EXERCISE DESCRIPTION => From the listing that follows, output everything exactly except the pictures.

EXERCISE MATERIAL =>
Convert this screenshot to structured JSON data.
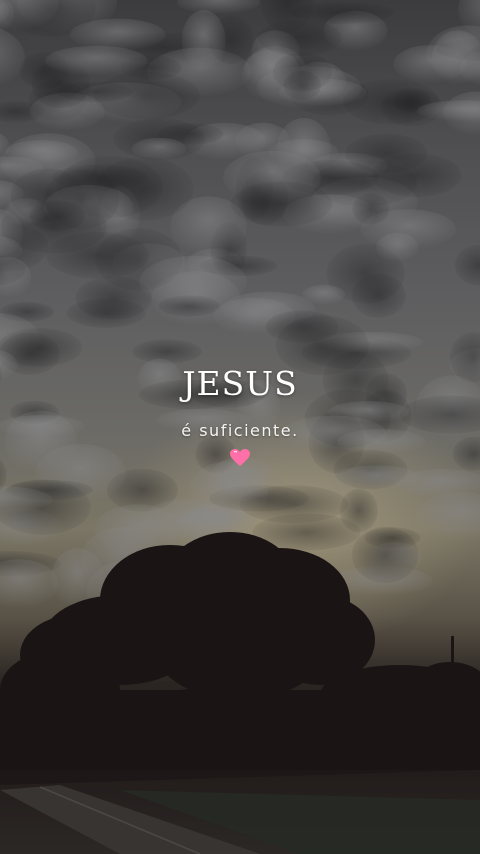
{
  "caption": {
    "title": "JESUS",
    "subtitle": "é suficiente.",
    "heart_icon": "heart-icon",
    "heart_color": "#ff6fa8"
  },
  "colors": {
    "sky_dark": "#3c3c3e",
    "sky_glow": "#b9a98a",
    "silhouette": "#1a1514"
  }
}
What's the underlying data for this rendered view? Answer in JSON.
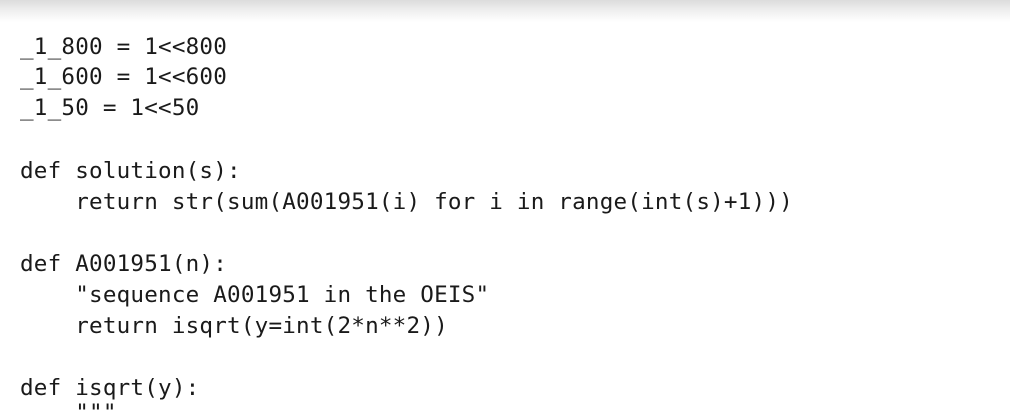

EXERCISE OUTPUT =>
Convert this screenshot to structured JSON data.
{
  "caption": {
    "title": "JESUS",
    "subtitle": "é suficiente.",
    "heart_icon": "heart-icon",
    "heart_color": "#ff6fa8"
  },
  "colors": {
    "sky_dark": "#3c3c3e",
    "sky_glow": "#b9a98a",
    "silhouette": "#1a1514"
  }
}
What's the underlying data for this rendered view? Answer in JSON.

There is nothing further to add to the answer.